### EXERCISE DIRECTIONS
Among the entries that follow, count the lines that contain the word "elementet" and say how many there are, writing nothing else.

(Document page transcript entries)
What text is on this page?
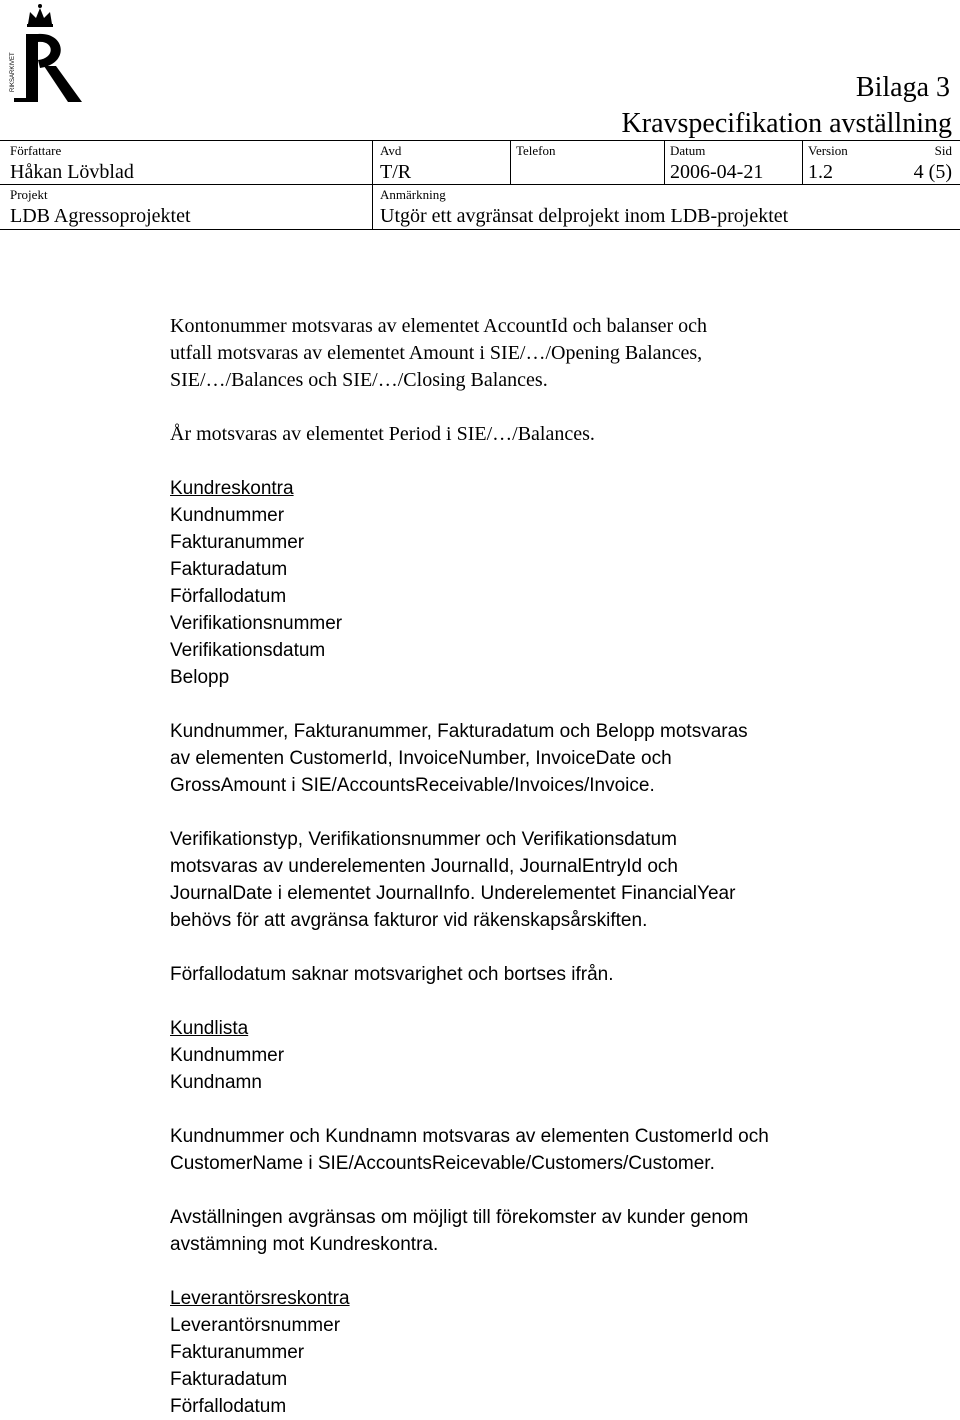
RIKSARKIVET	Bilaga 3
Kravspecifikation avställning
Författare
Håkan Lövblad
Avd
T/R
Telefon	Datum
2006-04-21
Version
1.2
Sid
4 (5)
Projekt
LDB Agressoprojektet
Anmärkning
Utgör ett avgränsat delprojekt inom LDB-projektet

Kontonummer motsvaras av elementet AccountId och balanser och
utfall motsvaras av elementet Amount i SIE/…/Opening Balances,
SIE/…/Balances och SIE/…/Closing Balances.

År motsvaras av elementet Period i SIE/…/Balances.

Kundreskontra
Kundnummer
Fakturanummer
Fakturadatum
Förfallodatum
Verifikationsnummer
Verifikationsdatum
Belopp

Kundnummer, Fakturanummer, Fakturadatum och Belopp motsvaras
av elementen CustomerId, InvoiceNumber, InvoiceDate och
GrossAmount i SIE/AccountsReceivable/Invoices/Invoice.

Verifikationstyp, Verifikationsnummer och Verifikationsdatum
motsvaras av underelementen JournalId, JournalEntryId och
JournalDate i elementet JournalInfo. Underelementet FinancialYear
behövs för att avgränsa fakturor vid räkenskapsårskiften.

Förfallodatum saknar motsvarighet och bortses ifrån.

Kundlista
Kundnummer
Kundnamn

Kundnummer och Kundnamn motsvaras av elementen CustomerId och
CustomerName i SIE/AccountsReicevable/Customers/Customer.

Avställningen avgränsas om möjligt till förekomster av kunder genom
avstämning mot Kundreskontra.

Leverantörsreskontra
Leverantörsnummer
Fakturanummer
Fakturadatum
Förfallodatum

### WRITTEN SOLUTION
4